Data excerpts
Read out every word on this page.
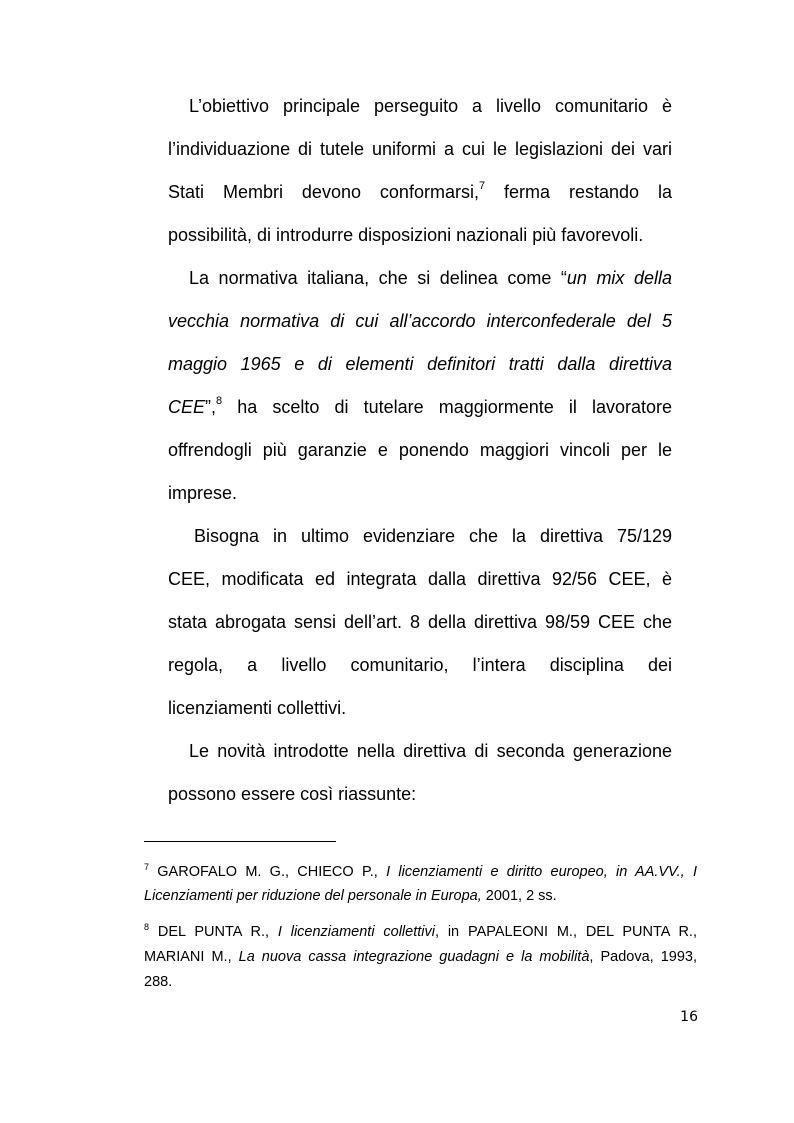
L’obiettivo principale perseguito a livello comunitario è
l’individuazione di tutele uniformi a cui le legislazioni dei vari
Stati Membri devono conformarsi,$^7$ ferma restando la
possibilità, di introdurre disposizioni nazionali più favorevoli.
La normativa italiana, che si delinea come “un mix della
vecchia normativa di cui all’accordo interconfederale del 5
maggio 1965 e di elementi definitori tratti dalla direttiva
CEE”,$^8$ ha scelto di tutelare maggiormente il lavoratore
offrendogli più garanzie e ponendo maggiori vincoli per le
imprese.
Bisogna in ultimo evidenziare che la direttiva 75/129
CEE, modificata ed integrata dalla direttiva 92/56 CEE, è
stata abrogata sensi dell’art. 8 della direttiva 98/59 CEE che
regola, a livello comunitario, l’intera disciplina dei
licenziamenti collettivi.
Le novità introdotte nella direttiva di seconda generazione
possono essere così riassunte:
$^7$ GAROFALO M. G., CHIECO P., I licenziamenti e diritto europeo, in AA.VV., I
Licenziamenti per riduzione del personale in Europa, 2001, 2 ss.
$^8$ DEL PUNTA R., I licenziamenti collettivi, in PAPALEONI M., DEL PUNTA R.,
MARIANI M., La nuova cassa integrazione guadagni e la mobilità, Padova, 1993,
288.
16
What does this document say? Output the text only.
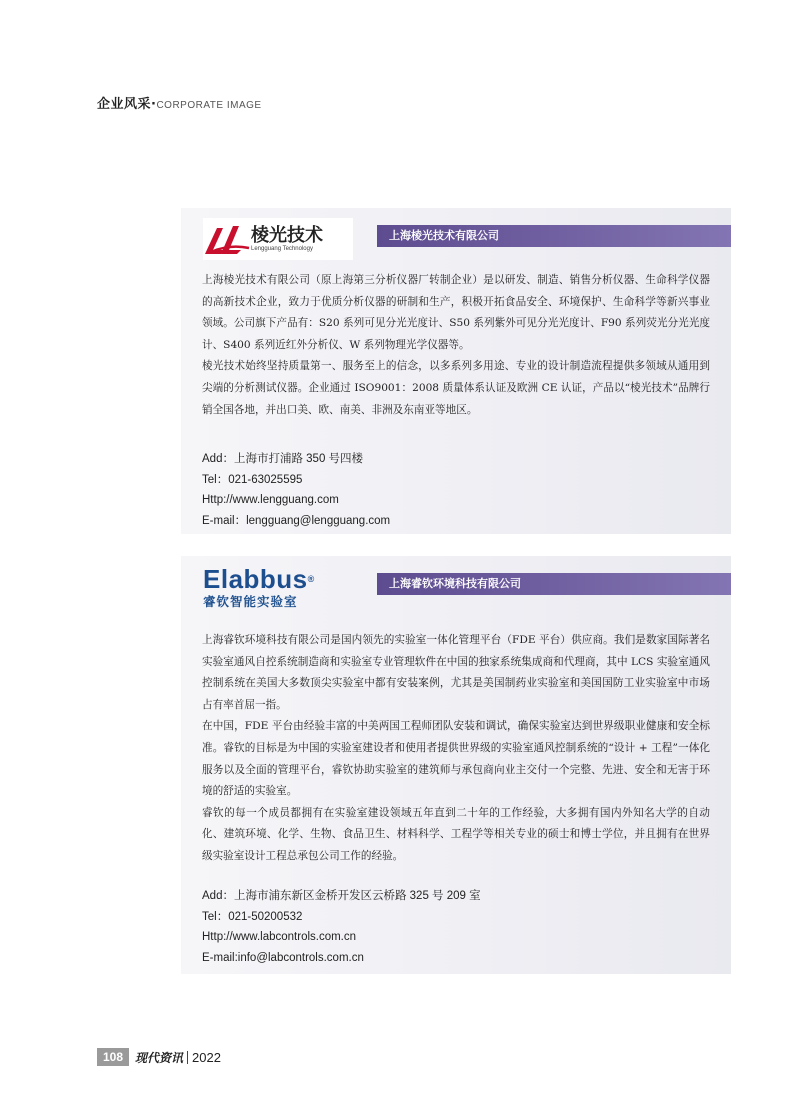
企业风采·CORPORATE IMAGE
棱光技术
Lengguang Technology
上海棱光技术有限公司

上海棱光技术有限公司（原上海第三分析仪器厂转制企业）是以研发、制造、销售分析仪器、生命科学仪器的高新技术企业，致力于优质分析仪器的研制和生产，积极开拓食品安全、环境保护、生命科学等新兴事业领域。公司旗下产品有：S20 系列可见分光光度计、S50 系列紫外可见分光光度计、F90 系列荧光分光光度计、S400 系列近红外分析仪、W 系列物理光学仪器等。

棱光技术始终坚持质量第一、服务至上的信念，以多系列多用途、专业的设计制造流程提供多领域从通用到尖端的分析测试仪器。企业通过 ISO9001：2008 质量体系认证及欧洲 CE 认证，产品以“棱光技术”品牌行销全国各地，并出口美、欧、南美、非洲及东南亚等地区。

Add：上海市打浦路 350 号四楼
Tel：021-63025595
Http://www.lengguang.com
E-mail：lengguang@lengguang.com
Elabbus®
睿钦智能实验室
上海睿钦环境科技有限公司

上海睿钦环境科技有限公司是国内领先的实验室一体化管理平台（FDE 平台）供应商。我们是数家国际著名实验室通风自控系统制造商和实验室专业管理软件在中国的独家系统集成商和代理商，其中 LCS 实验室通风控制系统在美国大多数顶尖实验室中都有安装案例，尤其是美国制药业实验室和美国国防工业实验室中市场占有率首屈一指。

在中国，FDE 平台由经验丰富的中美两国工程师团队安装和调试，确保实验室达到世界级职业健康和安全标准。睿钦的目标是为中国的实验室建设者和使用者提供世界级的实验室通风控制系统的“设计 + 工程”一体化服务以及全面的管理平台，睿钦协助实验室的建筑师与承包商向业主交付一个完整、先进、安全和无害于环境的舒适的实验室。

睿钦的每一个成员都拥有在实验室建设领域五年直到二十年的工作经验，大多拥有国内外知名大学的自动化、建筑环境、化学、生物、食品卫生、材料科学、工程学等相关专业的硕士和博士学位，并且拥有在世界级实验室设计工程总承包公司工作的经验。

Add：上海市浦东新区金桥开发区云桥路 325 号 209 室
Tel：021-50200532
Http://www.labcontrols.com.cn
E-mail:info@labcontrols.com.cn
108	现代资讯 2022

### The exercise
Show each line of the data that contains the string "上海棱光技术有限公司".

### Task answer
上海棱光技术有限公司
上海棱光技术有限公司（原上海第三分析仪器厂转制企业）是以研发、制造、销售分析仪器、生命科学仪器的高新技术企业，致力于优质分析仪器的研制和生产，积极开拓食品安全、环境保护、生命科学等新兴事业领域。公司旗下产品有：S20 系列可见分光光度计、S50 系列紫外可见分光光度计、F90 系列荧光分光光度计、S400 系列近红外分析仪、W 系列物理光学仪器等。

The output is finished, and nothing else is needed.